» **Task goal**
Please give again the part that opens with the line containing "Give bounding boxes" and closes with the line containing "coins-badge[interactable]: 0 Coins", replacing "INR" with "USD" and leaving everything else unchanged.

» **Data for this exercise**
+===+

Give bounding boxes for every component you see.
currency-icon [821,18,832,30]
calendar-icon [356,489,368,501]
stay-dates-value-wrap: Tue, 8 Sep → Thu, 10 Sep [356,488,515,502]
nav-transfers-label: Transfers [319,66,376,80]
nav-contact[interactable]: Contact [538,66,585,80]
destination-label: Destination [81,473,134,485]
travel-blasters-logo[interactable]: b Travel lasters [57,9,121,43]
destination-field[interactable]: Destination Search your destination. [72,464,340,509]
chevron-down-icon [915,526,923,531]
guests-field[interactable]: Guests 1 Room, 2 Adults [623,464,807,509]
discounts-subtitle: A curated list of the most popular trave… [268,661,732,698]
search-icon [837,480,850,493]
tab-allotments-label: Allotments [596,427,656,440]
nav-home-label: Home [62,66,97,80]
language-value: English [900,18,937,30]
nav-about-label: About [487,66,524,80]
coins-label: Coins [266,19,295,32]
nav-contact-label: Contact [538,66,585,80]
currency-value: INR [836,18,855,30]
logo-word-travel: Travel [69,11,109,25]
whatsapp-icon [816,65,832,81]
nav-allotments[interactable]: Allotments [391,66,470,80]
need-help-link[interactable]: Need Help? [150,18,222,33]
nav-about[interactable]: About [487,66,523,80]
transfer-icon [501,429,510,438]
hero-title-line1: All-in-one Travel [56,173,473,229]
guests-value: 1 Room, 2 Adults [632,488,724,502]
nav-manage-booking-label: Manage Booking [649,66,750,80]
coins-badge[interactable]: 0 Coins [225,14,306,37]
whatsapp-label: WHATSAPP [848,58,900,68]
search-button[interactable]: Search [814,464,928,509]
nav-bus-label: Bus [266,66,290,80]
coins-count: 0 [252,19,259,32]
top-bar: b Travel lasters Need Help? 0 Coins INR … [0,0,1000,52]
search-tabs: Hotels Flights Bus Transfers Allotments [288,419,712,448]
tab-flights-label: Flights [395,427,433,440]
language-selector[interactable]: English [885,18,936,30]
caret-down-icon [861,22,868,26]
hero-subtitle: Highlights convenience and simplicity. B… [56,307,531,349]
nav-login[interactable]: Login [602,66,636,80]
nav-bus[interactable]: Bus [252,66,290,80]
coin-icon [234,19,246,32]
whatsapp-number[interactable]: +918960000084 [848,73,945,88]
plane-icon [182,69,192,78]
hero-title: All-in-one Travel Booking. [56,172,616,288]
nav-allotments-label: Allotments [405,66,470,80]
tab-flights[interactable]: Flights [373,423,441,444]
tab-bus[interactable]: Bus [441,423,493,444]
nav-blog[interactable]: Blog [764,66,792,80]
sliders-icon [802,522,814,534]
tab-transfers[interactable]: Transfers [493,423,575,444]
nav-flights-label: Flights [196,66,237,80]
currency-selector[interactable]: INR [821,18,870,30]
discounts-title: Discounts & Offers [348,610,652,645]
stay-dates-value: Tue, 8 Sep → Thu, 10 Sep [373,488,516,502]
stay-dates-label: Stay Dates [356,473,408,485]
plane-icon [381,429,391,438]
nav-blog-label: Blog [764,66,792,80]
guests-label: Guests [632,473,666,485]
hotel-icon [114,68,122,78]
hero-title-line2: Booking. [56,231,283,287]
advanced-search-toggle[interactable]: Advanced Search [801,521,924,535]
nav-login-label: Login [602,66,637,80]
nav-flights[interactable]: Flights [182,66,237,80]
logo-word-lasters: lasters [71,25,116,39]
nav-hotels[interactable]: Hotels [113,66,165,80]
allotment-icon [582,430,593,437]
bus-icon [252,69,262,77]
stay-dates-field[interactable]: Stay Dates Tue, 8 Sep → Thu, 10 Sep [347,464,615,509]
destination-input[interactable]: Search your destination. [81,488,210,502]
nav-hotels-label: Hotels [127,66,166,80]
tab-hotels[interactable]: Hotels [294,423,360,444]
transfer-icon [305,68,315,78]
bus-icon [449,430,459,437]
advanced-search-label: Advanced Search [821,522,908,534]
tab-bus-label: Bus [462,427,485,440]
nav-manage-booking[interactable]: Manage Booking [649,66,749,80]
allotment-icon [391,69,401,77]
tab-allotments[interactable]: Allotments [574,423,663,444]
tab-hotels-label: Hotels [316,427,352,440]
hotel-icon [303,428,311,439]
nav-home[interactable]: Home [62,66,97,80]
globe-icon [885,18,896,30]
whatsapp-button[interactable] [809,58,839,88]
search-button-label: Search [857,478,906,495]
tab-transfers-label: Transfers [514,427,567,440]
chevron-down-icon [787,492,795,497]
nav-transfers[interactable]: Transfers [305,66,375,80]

+===+

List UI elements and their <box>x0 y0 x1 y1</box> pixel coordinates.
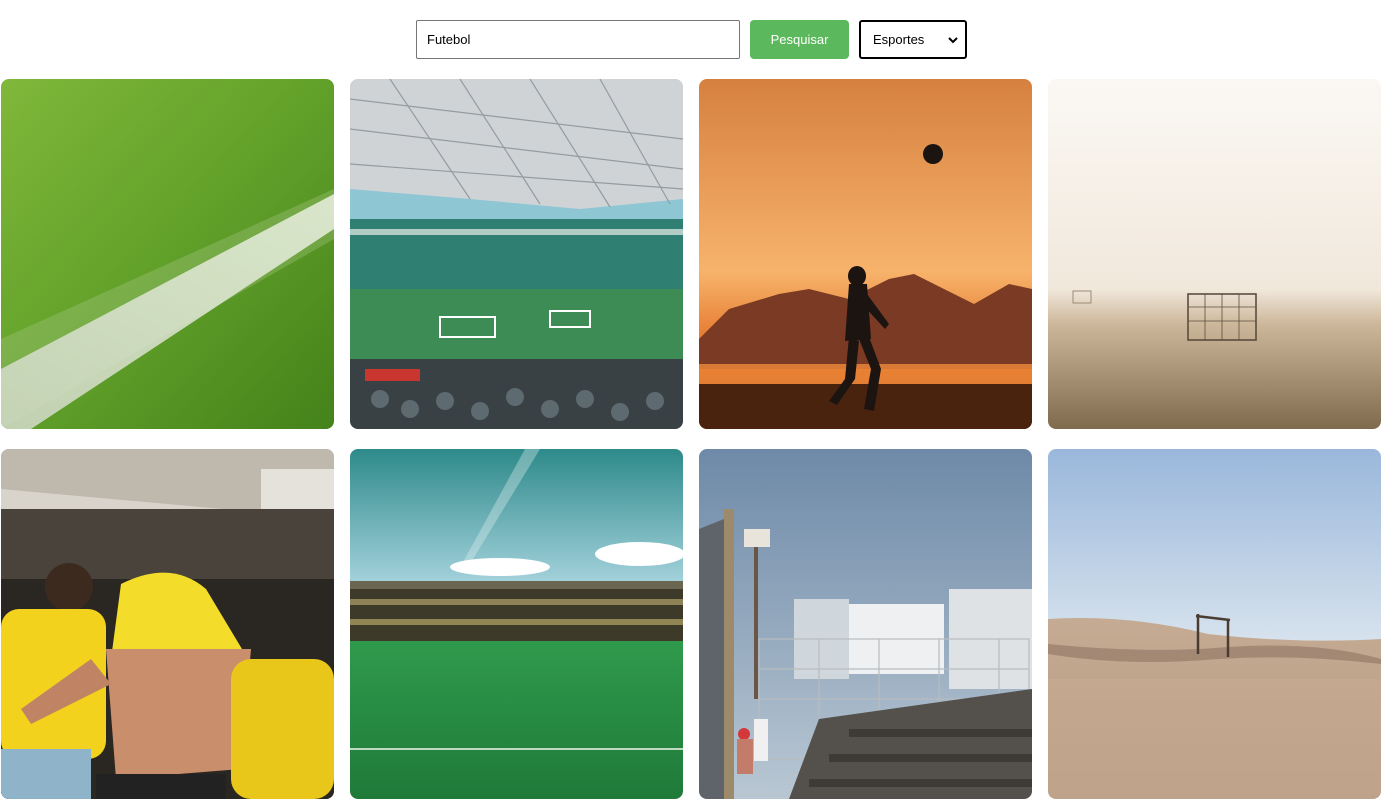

+===+

» **Exercise solution**
Give bounding boxes for every component you see.
currency-icon [821,18,832,30]
calendar-icon [356,489,368,501]
stay-dates-value-wrap: Tue, 8 Sep → Thu, 10 Sep [356,488,515,502]
nav-transfers-label: Transfers [319,66,376,80]
nav-contact[interactable]: Contact [538,66,585,80]
destination-label: Destination [81,473,134,485]
travel-blasters-logo[interactable]: b Travel lasters [57,9,121,43]
destination-field[interactable]: Destination Search your destination. [72,464,340,509]
chevron-down-icon [915,526,923,531]
guests-field[interactable]: Guests 1 Room, 2 Adults [623,464,807,509]
discounts-subtitle: A curated list of the most popular trave… [268,661,732,698]
search-icon [837,480,850,493]
tab-allotments-label: Allotments [596,427,656,440]
nav-home-label: Home [62,66,97,80]
language-value: English [900,18,937,30]
nav-about-label: About [487,66,524,80]
coins-label: Coins [266,19,295,32]
nav-contact-label: Contact [538,66,585,80]
currency-value: USD [836,18,855,30]
logo-word-travel: Travel [69,11,109,25]
whatsapp-icon [816,65,832,81]
nav-allotments[interactable]: Allotments [391,66,470,80]
need-help-link[interactable]: Need Help? [150,18,222,33]
nav-about[interactable]: About [487,66,523,80]
transfer-icon [501,429,510,438]
hero-title-line1: All-in-one Travel [56,173,473,229]
guests-value: 1 Room, 2 Adults [632,488,724,502]
nav-manage-booking-label: Manage Booking [649,66,750,80]
coins-badge[interactable]: 0 Coins [225,14,306,37]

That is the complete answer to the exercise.